Go through the listing beneath this task and return every line that carries the string "SMSF".

**Listing:**
......

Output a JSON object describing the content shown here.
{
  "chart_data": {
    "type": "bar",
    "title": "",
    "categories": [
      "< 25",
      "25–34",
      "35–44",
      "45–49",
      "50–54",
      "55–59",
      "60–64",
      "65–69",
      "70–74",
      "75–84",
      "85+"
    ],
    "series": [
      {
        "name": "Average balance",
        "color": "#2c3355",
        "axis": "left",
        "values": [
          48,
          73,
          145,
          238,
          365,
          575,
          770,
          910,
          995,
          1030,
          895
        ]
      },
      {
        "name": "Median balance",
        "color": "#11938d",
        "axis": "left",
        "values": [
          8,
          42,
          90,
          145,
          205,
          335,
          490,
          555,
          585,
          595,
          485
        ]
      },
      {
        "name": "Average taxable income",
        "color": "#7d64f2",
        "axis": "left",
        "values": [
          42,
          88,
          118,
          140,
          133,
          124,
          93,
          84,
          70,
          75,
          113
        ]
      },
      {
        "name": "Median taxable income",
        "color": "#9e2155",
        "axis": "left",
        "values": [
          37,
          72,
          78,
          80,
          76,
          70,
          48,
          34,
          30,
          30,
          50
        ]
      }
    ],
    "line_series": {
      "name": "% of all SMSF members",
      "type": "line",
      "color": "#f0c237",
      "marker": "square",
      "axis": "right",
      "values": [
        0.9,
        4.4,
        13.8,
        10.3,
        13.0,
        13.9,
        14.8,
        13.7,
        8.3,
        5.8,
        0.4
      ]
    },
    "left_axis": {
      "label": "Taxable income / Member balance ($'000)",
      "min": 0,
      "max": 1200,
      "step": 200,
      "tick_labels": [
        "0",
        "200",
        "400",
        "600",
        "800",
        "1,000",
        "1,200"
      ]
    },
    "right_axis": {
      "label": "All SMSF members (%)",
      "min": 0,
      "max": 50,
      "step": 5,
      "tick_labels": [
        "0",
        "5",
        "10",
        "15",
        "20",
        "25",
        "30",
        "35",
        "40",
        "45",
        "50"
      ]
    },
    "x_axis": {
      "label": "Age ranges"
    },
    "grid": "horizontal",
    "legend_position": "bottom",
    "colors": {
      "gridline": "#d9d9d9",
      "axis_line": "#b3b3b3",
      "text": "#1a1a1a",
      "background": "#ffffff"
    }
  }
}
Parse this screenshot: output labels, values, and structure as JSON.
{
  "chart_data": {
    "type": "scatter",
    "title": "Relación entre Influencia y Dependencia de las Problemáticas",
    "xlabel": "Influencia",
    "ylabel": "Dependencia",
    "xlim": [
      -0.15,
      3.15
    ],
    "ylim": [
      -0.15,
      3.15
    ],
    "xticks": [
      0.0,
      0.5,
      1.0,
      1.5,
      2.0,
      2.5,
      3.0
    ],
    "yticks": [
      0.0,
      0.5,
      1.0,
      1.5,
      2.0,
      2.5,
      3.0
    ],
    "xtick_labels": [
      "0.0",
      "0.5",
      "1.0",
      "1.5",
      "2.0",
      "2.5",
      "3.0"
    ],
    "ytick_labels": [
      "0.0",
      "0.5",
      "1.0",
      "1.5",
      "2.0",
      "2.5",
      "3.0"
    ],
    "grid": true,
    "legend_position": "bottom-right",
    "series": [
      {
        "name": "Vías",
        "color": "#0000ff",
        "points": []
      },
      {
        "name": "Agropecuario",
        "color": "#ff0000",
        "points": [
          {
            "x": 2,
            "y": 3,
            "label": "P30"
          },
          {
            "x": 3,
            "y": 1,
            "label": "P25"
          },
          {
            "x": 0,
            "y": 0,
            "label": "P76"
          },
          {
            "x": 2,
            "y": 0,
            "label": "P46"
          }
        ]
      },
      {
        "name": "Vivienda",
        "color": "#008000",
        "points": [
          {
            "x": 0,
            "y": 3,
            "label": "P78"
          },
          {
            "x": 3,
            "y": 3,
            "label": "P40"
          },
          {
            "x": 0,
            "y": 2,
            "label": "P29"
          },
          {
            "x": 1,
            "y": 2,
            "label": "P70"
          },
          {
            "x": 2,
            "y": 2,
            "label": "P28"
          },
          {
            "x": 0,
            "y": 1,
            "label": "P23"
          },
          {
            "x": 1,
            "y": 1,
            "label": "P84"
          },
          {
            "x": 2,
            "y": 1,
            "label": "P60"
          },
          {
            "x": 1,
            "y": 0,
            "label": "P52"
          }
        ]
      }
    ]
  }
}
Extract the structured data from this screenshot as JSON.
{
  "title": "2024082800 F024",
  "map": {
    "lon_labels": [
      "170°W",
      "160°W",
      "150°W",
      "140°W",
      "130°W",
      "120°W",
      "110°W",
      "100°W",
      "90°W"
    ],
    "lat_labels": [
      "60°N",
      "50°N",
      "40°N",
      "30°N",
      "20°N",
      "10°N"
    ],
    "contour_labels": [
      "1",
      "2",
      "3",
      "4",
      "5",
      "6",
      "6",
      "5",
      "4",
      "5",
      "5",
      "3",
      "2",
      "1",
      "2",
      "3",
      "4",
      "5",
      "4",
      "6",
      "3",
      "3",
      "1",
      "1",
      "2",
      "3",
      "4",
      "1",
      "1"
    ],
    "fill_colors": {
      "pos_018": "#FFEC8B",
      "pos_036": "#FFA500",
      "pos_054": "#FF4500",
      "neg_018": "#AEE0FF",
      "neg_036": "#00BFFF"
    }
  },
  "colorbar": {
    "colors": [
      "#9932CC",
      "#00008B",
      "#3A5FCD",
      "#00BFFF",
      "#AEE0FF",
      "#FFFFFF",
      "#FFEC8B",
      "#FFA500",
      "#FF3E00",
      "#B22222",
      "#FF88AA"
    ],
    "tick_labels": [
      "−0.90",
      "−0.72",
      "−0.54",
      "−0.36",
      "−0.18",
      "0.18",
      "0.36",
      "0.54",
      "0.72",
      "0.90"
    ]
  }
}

......

**Task answer:**
      "name": "% of all SMSF members",
      "label": "All SMSF members (%)",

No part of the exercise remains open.